-- start --

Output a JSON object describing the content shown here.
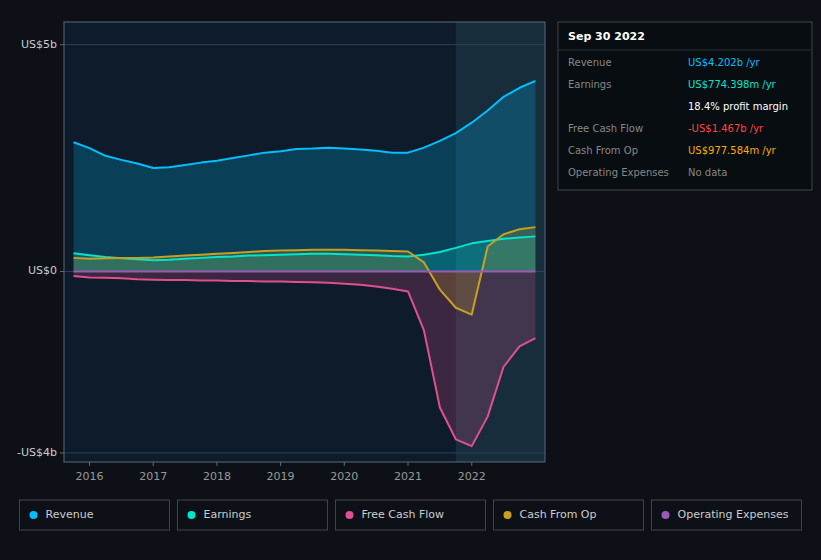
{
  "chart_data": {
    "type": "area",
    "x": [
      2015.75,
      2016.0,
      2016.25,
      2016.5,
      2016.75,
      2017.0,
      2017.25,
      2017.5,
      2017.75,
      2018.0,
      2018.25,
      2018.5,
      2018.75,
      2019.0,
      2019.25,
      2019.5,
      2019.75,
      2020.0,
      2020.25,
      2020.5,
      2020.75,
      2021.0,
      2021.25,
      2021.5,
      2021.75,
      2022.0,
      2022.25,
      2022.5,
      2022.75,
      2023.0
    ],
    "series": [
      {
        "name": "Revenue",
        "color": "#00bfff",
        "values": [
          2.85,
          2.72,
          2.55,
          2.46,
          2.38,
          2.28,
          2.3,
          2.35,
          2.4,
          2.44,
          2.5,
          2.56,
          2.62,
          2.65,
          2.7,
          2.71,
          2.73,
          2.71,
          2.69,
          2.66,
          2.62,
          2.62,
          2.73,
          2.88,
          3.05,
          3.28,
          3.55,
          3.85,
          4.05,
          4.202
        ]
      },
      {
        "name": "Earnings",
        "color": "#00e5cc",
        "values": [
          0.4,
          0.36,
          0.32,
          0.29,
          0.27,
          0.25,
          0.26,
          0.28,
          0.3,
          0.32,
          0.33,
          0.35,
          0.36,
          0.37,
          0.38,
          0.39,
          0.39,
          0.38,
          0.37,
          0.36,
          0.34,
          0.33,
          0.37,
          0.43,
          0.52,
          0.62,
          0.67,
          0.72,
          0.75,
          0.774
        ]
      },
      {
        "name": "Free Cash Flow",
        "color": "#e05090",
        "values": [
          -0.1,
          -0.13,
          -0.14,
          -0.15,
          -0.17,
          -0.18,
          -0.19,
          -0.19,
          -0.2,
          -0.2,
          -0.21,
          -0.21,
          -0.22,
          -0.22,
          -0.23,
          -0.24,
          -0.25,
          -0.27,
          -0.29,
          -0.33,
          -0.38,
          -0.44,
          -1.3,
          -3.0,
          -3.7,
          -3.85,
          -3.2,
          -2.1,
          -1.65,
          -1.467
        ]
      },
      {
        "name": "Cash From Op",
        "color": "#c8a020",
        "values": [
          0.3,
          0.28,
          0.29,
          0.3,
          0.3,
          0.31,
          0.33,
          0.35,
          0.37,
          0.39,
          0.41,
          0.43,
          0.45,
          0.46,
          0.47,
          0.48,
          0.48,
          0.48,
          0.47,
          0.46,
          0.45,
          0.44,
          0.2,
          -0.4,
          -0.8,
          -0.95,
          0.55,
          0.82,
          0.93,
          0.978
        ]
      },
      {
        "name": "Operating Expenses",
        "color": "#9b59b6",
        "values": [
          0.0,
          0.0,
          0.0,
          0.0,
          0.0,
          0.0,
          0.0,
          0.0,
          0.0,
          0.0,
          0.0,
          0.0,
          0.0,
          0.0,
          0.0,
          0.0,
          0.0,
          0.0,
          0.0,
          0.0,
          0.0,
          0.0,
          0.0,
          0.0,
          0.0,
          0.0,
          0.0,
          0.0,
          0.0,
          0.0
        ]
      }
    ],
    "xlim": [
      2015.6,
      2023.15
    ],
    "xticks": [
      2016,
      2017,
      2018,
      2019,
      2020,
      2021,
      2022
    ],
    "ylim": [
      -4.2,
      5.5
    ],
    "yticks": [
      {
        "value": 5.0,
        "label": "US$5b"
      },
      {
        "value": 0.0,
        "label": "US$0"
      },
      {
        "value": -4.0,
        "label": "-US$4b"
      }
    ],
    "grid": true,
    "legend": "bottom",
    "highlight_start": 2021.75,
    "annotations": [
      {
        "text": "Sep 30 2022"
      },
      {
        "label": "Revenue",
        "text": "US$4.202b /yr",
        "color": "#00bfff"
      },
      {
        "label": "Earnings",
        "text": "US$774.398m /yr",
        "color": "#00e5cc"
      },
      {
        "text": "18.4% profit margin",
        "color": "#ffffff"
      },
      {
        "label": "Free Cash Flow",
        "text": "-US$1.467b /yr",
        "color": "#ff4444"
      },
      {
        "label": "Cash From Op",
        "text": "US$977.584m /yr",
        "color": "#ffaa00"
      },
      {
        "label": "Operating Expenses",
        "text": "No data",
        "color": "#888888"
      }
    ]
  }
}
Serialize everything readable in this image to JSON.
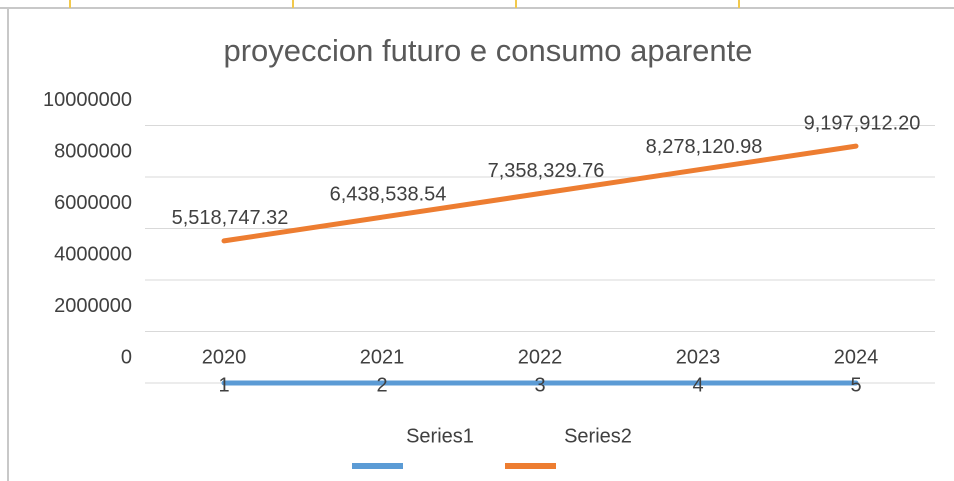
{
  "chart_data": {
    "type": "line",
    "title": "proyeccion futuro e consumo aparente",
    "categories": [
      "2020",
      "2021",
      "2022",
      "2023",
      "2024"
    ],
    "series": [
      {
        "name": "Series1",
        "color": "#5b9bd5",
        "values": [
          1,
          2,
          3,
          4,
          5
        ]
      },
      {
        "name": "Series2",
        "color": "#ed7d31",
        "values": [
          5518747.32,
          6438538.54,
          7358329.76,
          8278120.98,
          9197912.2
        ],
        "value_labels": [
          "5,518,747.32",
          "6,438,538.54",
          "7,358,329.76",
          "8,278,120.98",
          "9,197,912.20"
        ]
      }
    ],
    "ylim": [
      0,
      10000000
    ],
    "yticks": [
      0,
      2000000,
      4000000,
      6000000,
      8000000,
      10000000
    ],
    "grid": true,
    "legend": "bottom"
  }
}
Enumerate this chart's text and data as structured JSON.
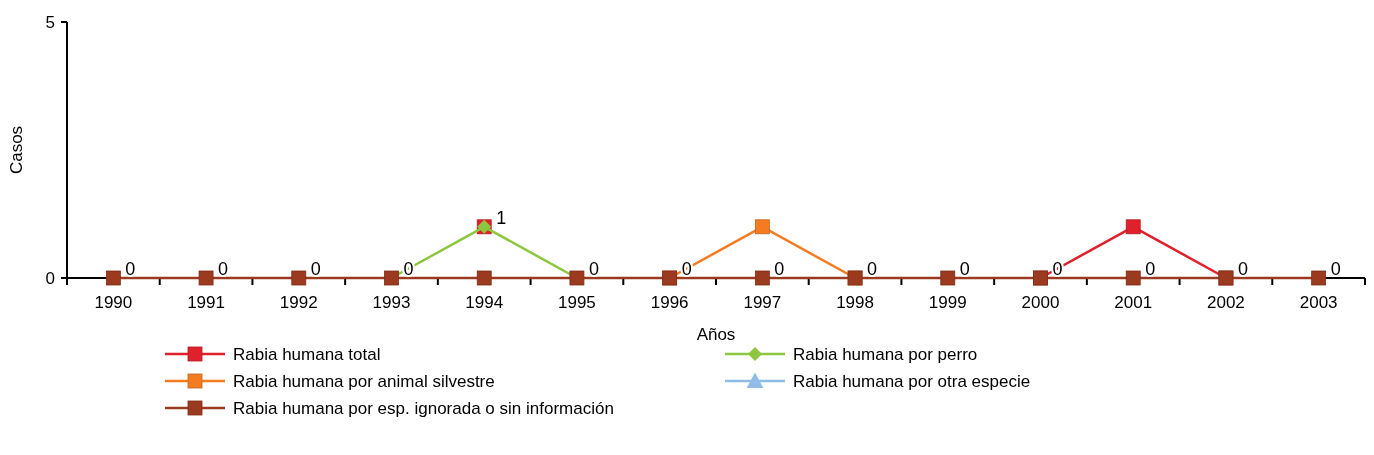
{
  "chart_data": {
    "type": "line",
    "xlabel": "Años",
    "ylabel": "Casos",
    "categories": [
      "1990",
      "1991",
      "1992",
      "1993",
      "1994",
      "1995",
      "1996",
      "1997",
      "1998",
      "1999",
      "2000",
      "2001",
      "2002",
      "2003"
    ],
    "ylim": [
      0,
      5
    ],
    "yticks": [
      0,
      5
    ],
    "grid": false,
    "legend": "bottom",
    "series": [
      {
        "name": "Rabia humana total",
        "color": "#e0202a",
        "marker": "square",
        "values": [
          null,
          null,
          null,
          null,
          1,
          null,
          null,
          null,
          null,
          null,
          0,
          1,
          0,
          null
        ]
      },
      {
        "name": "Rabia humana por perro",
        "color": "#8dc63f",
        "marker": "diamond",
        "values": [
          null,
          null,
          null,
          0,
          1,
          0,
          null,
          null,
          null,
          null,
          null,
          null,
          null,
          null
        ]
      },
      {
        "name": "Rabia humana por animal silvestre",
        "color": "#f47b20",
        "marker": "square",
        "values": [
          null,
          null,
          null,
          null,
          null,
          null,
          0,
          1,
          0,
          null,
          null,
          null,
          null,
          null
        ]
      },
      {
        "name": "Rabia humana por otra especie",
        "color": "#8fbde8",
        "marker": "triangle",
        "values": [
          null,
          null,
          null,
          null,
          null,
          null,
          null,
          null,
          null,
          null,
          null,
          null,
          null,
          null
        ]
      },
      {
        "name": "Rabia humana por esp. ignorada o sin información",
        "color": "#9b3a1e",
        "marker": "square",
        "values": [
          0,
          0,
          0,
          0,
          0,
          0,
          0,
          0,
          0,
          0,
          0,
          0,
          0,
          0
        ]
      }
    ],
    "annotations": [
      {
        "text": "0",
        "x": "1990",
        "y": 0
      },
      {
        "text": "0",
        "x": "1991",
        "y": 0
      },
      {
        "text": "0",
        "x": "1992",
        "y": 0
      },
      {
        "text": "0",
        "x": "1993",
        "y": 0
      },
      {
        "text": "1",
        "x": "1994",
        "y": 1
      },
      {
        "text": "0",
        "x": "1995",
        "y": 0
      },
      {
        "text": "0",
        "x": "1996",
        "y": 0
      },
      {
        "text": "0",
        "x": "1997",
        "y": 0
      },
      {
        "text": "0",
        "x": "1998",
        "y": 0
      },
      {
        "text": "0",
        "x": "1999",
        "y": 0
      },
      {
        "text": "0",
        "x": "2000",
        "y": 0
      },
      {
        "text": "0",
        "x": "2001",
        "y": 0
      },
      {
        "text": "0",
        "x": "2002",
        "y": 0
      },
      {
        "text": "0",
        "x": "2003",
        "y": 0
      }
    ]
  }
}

-- end --
-- start --

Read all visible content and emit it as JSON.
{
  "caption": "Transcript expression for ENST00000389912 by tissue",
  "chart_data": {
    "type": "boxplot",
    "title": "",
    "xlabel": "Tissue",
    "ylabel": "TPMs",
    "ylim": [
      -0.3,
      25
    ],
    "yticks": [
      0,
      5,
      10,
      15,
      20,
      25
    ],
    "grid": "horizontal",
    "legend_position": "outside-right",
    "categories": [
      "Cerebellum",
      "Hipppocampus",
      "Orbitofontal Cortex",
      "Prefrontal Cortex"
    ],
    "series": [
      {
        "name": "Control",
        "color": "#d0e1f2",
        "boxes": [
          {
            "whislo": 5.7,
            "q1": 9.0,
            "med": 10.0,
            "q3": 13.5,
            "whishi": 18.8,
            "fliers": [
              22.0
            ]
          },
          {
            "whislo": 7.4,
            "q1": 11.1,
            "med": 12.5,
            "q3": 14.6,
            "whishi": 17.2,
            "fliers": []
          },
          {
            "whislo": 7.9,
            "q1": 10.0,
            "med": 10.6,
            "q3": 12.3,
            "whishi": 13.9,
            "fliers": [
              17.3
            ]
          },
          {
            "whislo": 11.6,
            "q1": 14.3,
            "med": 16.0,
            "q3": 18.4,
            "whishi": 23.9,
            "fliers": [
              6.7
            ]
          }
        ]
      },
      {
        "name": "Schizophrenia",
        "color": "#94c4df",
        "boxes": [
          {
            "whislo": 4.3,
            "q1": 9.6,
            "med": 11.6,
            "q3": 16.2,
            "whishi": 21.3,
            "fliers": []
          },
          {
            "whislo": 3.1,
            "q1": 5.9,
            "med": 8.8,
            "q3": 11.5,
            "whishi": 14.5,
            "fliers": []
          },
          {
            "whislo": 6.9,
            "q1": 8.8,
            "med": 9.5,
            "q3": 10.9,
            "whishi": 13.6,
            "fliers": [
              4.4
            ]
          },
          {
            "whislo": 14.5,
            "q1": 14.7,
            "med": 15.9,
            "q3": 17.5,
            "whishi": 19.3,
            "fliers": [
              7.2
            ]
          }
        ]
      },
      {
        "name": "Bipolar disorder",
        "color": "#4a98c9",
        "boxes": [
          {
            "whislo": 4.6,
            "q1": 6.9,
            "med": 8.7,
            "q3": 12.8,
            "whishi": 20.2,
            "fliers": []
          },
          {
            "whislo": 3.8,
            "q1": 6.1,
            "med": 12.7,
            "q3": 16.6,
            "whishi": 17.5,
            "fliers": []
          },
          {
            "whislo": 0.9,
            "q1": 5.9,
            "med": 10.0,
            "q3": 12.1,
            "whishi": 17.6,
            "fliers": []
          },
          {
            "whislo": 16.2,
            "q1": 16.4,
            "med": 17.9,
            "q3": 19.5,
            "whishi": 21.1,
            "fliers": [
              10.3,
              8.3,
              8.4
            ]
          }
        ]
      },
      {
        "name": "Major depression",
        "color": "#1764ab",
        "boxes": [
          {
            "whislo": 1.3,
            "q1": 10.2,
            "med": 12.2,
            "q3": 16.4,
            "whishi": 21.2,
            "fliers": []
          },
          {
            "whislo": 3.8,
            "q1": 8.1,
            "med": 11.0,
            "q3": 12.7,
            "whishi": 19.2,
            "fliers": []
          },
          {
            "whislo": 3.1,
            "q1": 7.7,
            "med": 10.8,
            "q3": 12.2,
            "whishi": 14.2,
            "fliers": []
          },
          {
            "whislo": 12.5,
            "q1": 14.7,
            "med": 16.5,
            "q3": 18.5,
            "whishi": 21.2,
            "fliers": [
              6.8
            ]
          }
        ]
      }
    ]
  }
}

-- end --

The exercise:
Extract all lines containing the word "this".

Solution below:
Serialize everything readable in this image to JSON.
Enumerate this chart's text and data as structured JSON.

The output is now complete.